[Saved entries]

-=-=-=-=-

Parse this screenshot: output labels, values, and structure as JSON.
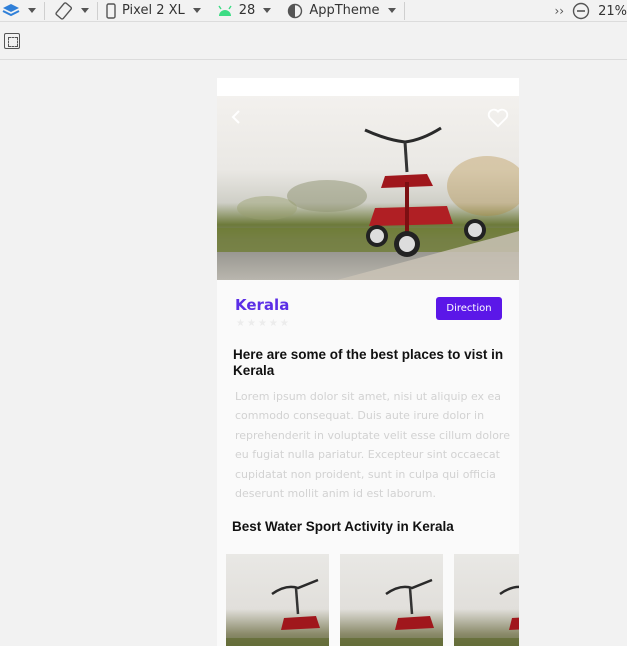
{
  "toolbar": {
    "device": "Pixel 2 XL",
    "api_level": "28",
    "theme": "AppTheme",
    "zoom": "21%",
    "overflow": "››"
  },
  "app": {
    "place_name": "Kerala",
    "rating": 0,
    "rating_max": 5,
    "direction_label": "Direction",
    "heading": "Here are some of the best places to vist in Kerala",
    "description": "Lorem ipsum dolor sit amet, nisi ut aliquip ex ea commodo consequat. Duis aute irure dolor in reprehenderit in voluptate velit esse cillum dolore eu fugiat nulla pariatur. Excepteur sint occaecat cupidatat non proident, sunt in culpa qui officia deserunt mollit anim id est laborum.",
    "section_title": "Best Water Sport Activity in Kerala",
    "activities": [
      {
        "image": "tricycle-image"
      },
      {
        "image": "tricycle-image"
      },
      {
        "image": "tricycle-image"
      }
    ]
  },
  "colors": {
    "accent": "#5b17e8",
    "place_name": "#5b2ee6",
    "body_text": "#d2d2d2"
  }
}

-=-=-=-=-

Each line in the records above should be reproduced exactly; images are not copied.

## Response to the exercise
Parse this screenshot: output labels, values, and structure as JSON.
{
  "toolbar": {
    "device": "Pixel 2 XL",
    "api_level": "28",
    "theme": "AppTheme",
    "zoom": "21%",
    "overflow": "››"
  },
  "app": {
    "place_name": "Kerala",
    "rating": 0,
    "rating_max": 5,
    "direction_label": "Direction",
    "heading": "Here are some of the best places to vist in Kerala",
    "description": "Lorem ipsum dolor sit amet, nisi ut aliquip ex ea commodo consequat. Duis aute irure dolor in reprehenderit in voluptate velit esse cillum dolore eu fugiat nulla pariatur. Excepteur sint occaecat cupidatat non proident, sunt in culpa qui officia deserunt mollit anim id est laborum.",
    "section_title": "Best Water Sport Activity in Kerala",
    "activities": [
      {
        "image": "tricycle-image"
      },
      {
        "image": "tricycle-image"
      },
      {
        "image": "tricycle-image"
      }
    ]
  },
  "colors": {
    "accent": "#5b17e8",
    "place_name": "#5b2ee6",
    "body_text": "#d2d2d2"
  }
}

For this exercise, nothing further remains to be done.